START Provided data
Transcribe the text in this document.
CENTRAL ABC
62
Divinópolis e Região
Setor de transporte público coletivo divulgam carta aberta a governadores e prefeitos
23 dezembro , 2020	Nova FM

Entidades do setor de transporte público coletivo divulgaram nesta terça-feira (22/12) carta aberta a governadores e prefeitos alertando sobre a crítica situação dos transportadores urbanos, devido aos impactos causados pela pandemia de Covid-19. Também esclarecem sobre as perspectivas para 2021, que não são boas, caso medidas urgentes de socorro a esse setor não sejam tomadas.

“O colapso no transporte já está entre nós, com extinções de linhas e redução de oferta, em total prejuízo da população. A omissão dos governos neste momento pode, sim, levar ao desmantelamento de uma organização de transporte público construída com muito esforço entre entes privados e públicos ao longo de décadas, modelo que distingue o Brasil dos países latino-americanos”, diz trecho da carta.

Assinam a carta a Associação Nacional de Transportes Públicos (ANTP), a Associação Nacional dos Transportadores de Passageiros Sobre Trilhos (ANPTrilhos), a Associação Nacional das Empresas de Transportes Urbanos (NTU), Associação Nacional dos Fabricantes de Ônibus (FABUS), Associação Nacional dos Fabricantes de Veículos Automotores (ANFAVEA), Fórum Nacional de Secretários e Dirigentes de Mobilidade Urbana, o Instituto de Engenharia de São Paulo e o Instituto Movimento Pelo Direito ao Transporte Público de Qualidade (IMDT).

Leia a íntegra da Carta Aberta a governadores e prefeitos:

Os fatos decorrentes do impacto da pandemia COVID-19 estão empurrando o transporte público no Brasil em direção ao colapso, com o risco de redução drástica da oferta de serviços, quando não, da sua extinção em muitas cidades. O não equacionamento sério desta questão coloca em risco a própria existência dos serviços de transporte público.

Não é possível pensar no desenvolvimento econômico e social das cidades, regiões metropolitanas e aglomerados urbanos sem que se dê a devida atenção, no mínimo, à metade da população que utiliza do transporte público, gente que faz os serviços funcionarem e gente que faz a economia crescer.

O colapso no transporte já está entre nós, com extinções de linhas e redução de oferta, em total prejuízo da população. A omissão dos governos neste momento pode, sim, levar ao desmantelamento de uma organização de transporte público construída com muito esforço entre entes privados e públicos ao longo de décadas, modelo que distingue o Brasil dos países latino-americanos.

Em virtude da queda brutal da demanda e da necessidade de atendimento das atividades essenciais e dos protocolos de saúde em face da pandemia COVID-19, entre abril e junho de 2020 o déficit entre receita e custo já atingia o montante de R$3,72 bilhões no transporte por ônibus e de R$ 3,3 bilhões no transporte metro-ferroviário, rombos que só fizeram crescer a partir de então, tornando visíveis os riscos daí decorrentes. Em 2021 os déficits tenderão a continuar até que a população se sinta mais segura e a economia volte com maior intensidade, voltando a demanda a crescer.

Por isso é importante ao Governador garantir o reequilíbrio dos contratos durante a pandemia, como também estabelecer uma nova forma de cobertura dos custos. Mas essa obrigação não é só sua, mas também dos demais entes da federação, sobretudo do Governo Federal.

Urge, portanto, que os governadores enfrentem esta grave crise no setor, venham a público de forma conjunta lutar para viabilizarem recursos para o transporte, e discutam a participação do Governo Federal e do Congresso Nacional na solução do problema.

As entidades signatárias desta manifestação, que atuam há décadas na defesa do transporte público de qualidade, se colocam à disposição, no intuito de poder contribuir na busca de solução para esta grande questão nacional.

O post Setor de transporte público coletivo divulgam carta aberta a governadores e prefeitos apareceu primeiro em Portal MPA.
END Provided data
◆ What you should do:
Check each line above for the string "longo", then copy the ones that have it.

◆ Task answer:
“O colapso no transporte já está entre nós, com extinções de linhas e redução de oferta, em total prejuízo da população. A omissão dos governos neste momento pode, sim, levar ao desmantelamento de uma organização de transporte público construída com muito esforço entre entes privados e públicos ao longo de décadas, modelo que distingue o Brasil dos países latino-americanos”, diz trecho da carta.
O colapso no transporte já está entre nós, com extinções de linhas e redução de oferta, em total prejuízo da população. A omissão dos governos neste momento pode, sim, levar ao desmantelamento de uma organização de transporte público construída com muito esforço entre entes privados e públicos ao longo de décadas, modelo que distingue o Brasil dos países latino-americanos.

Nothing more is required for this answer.